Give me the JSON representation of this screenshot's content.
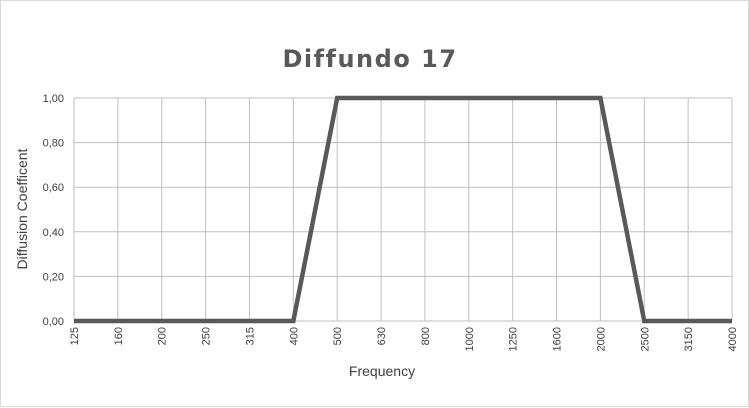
{
  "chart_data": {
    "type": "line",
    "title": "Diffundo 17",
    "xlabel": "Frequency",
    "ylabel": "Diffusion Coefficent",
    "categories": [
      "125",
      "160",
      "200",
      "250",
      "315",
      "400",
      "500",
      "630",
      "800",
      "1000",
      "1250",
      "1600",
      "2000",
      "2500",
      "3150",
      "4000"
    ],
    "y_ticks": [
      "0,00",
      "0,20",
      "0,40",
      "0,60",
      "0,80",
      "1,00"
    ],
    "ylim": [
      0,
      1
    ],
    "grid": true,
    "legend": "none",
    "series": [
      {
        "color": "#595959",
        "values": [
          0,
          0,
          0,
          0,
          0,
          0,
          1,
          1,
          1,
          1,
          1,
          1,
          1,
          0,
          0,
          0
        ]
      }
    ]
  }
}
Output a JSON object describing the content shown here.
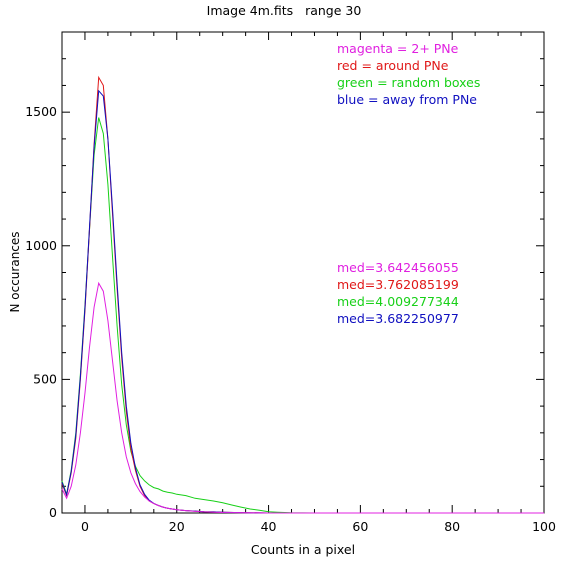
{
  "chart_data": {
    "type": "line",
    "title": "Image 4m.fits   range 30",
    "xlabel": "Counts in a pixel",
    "ylabel": "N occurances",
    "xlim": [
      -5,
      100
    ],
    "ylim": [
      0,
      1800
    ],
    "xticks": [
      0,
      20,
      40,
      60,
      80,
      100
    ],
    "xtick_labels": [
      "0",
      "20",
      "40",
      "60",
      "80",
      "100"
    ],
    "yticks": [
      0,
      500,
      1000,
      1500
    ],
    "ytick_labels": [
      "0",
      "500",
      "1000",
      "1500"
    ],
    "grid": false,
    "legend_position": "top-right",
    "colors": {
      "magenta": "#e020e0",
      "red": "#e01818",
      "green": "#18d018",
      "blue": "#1010c0"
    },
    "series": [
      {
        "key": "green",
        "legend": "green = random boxes",
        "median_label": "med=4.009277344",
        "color": "#18d018",
        "points": [
          [
            -5,
            120
          ],
          [
            -4,
            70
          ],
          [
            -3,
            160
          ],
          [
            -2,
            300
          ],
          [
            -1,
            520
          ],
          [
            0,
            780
          ],
          [
            1,
            1060
          ],
          [
            2,
            1340
          ],
          [
            3,
            1480
          ],
          [
            4,
            1420
          ],
          [
            5,
            1230
          ],
          [
            6,
            960
          ],
          [
            7,
            700
          ],
          [
            8,
            480
          ],
          [
            9,
            330
          ],
          [
            10,
            230
          ],
          [
            11,
            175
          ],
          [
            12,
            140
          ],
          [
            13,
            120
          ],
          [
            14,
            105
          ],
          [
            15,
            95
          ],
          [
            16,
            90
          ],
          [
            17,
            82
          ],
          [
            18,
            78
          ],
          [
            19,
            75
          ],
          [
            20,
            70
          ],
          [
            22,
            65
          ],
          [
            24,
            55
          ],
          [
            26,
            50
          ],
          [
            28,
            45
          ],
          [
            30,
            38
          ],
          [
            32,
            30
          ],
          [
            34,
            22
          ],
          [
            36,
            15
          ],
          [
            38,
            10
          ],
          [
            40,
            5
          ],
          [
            42,
            3
          ],
          [
            45,
            1
          ],
          [
            50,
            0
          ],
          [
            100,
            0
          ]
        ]
      },
      {
        "key": "red",
        "legend": "red = around PNe",
        "median_label": "med=3.762085199",
        "color": "#e01818",
        "points": [
          [
            -5,
            110
          ],
          [
            -4,
            65
          ],
          [
            -3,
            150
          ],
          [
            -2,
            280
          ],
          [
            -1,
            500
          ],
          [
            0,
            760
          ],
          [
            1,
            1060
          ],
          [
            2,
            1380
          ],
          [
            3,
            1630
          ],
          [
            4,
            1600
          ],
          [
            5,
            1400
          ],
          [
            6,
            1120
          ],
          [
            7,
            840
          ],
          [
            8,
            580
          ],
          [
            9,
            380
          ],
          [
            10,
            240
          ],
          [
            11,
            160
          ],
          [
            12,
            100
          ],
          [
            13,
            65
          ],
          [
            14,
            45
          ],
          [
            15,
            35
          ],
          [
            16,
            28
          ],
          [
            17,
            22
          ],
          [
            18,
            18
          ],
          [
            19,
            15
          ],
          [
            20,
            12
          ],
          [
            22,
            9
          ],
          [
            24,
            7
          ],
          [
            26,
            5
          ],
          [
            28,
            4
          ],
          [
            30,
            3
          ],
          [
            35,
            1
          ],
          [
            40,
            0
          ],
          [
            100,
            0
          ]
        ]
      },
      {
        "key": "blue",
        "legend": "blue = away from PNe",
        "median_label": "med=3.682250977",
        "color": "#1010c0",
        "points": [
          [
            -5,
            115
          ],
          [
            -4,
            68
          ],
          [
            -3,
            155
          ],
          [
            -2,
            290
          ],
          [
            -1,
            510
          ],
          [
            0,
            770
          ],
          [
            1,
            1070
          ],
          [
            2,
            1370
          ],
          [
            3,
            1580
          ],
          [
            4,
            1560
          ],
          [
            5,
            1400
          ],
          [
            6,
            1140
          ],
          [
            7,
            860
          ],
          [
            8,
            600
          ],
          [
            9,
            400
          ],
          [
            10,
            260
          ],
          [
            11,
            170
          ],
          [
            12,
            105
          ],
          [
            13,
            70
          ],
          [
            14,
            48
          ],
          [
            15,
            36
          ],
          [
            16,
            28
          ],
          [
            17,
            22
          ],
          [
            18,
            18
          ],
          [
            19,
            15
          ],
          [
            20,
            12
          ],
          [
            22,
            9
          ],
          [
            24,
            7
          ],
          [
            26,
            5
          ],
          [
            28,
            4
          ],
          [
            30,
            3
          ],
          [
            35,
            1
          ],
          [
            40,
            0
          ],
          [
            100,
            0
          ]
        ]
      },
      {
        "key": "magenta",
        "legend": "magenta = 2+ PNe",
        "median_label": "med=3.642456055",
        "color": "#e020e0",
        "points": [
          [
            -5,
            90
          ],
          [
            -4,
            55
          ],
          [
            -3,
            100
          ],
          [
            -2,
            180
          ],
          [
            -1,
            300
          ],
          [
            0,
            450
          ],
          [
            1,
            620
          ],
          [
            2,
            770
          ],
          [
            3,
            860
          ],
          [
            4,
            830
          ],
          [
            5,
            720
          ],
          [
            6,
            570
          ],
          [
            7,
            420
          ],
          [
            8,
            300
          ],
          [
            9,
            210
          ],
          [
            10,
            150
          ],
          [
            11,
            110
          ],
          [
            12,
            80
          ],
          [
            13,
            60
          ],
          [
            14,
            45
          ],
          [
            15,
            35
          ],
          [
            16,
            28
          ],
          [
            17,
            22
          ],
          [
            18,
            18
          ],
          [
            19,
            15
          ],
          [
            20,
            12
          ],
          [
            22,
            9
          ],
          [
            24,
            6
          ],
          [
            26,
            4
          ],
          [
            28,
            3
          ],
          [
            30,
            2
          ],
          [
            35,
            1
          ],
          [
            40,
            0
          ],
          [
            100,
            0
          ]
        ]
      }
    ],
    "legend_order": [
      "magenta",
      "red",
      "green",
      "blue"
    ]
  }
}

### Set problem:
In the listing, find every line containing the word "xlabel" and list it.

### Result for this task:
    "xlabel": "Frequency",
    "xlabel": "Counts in a pixel",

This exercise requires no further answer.